Problem to work on. Each line of the data that includes the string "SlimCRM" is to be copied out.

··· Supplied records

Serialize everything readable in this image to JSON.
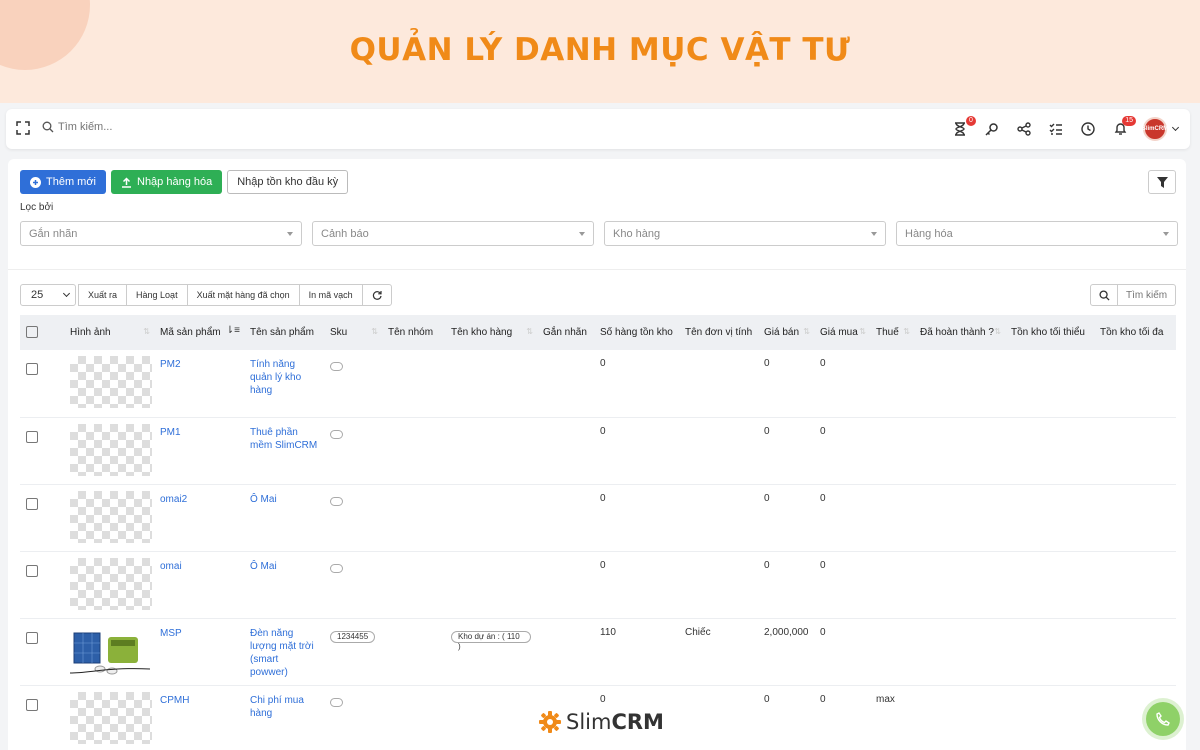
{
  "banner": {
    "title": "QUẢN LÝ DANH MỤC VẬT TƯ"
  },
  "topbar": {
    "search_placeholder": "Tìm kiếm...",
    "timer_badge": "0",
    "notification_badge": "15",
    "avatar_text": "SlimCRM"
  },
  "actions": {
    "add_label": "Thêm mới",
    "import_label": "Nhập hàng hóa",
    "opening_stock_label": "Nhập tồn kho đầu kỳ"
  },
  "filters": {
    "label": "Lọc bởi",
    "tag": "Gắn nhãn",
    "warning": "Cảnh báo",
    "warehouse": "Kho hàng",
    "goods": "Hàng hóa"
  },
  "table_tools": {
    "page_size": "25",
    "export": "Xuất ra",
    "bulk": "Hàng Loạt",
    "export_selected": "Xuất mặt hàng đã chọn",
    "print_barcode": "In mã vạch",
    "search_placeholder": "Tìm kiếm"
  },
  "columns": {
    "image": "Hình ảnh",
    "code": "Mã sản phẩm",
    "name": "Tên sản phẩm",
    "sku": "Sku",
    "group": "Tên nhóm",
    "warehouse": "Tên kho hàng",
    "tag": "Gắn nhãn",
    "stock": "Số hàng tồn kho",
    "unit": "Tên đơn vị tính",
    "price": "Giá bán",
    "cost": "Giá mua",
    "tax": "Thuế",
    "done": "Đã hoàn thành ?",
    "min_stock": "Tồn kho tối thiểu",
    "max_stock": "Tồn kho tối đa"
  },
  "rows": [
    {
      "code": "PM2",
      "name": "Tính năng quản lý kho hàng",
      "sku": "",
      "warehouse": "",
      "stock": "0",
      "unit": "",
      "price": "0",
      "cost": "0",
      "tax": "",
      "image": "placeholder"
    },
    {
      "code": "PM1",
      "name": "Thuê phần mềm SlimCRM",
      "sku": "",
      "warehouse": "",
      "stock": "0",
      "unit": "",
      "price": "0",
      "cost": "0",
      "tax": "",
      "image": "placeholder"
    },
    {
      "code": "omai2",
      "name": "Ô Mai",
      "sku": "",
      "warehouse": "",
      "stock": "0",
      "unit": "",
      "price": "0",
      "cost": "0",
      "tax": "",
      "image": "placeholder"
    },
    {
      "code": "omai",
      "name": "Ô Mai",
      "sku": "",
      "warehouse": "",
      "stock": "0",
      "unit": "",
      "price": "0",
      "cost": "0",
      "tax": "",
      "image": "placeholder"
    },
    {
      "code": "MSP",
      "name": "Đèn năng lượng mặt trời (smart powwer)",
      "sku": "1234455",
      "warehouse": "Kho dự án : ( 110 )",
      "stock": "110",
      "unit": "Chiếc",
      "price": "2,000,000",
      "cost": "0",
      "tax": "",
      "image": "solar-kit"
    },
    {
      "code": "CPMH",
      "name": "Chi phí mua hàng",
      "sku": "",
      "warehouse": "",
      "stock": "0",
      "unit": "",
      "price": "0",
      "cost": "0",
      "tax": "max",
      "image": "placeholder"
    }
  ],
  "footer": {
    "brand_light": "Slim",
    "brand_bold": "CRM"
  },
  "colors": {
    "accent": "#2f6fd8",
    "success": "#2eaf55",
    "banner_title": "#f08a18",
    "call_button": "#8fd168"
  }
}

······

Exercise result.
    "avatar_text": "SlimCRM"
      "name": "Thuê phần mềm SlimCRM",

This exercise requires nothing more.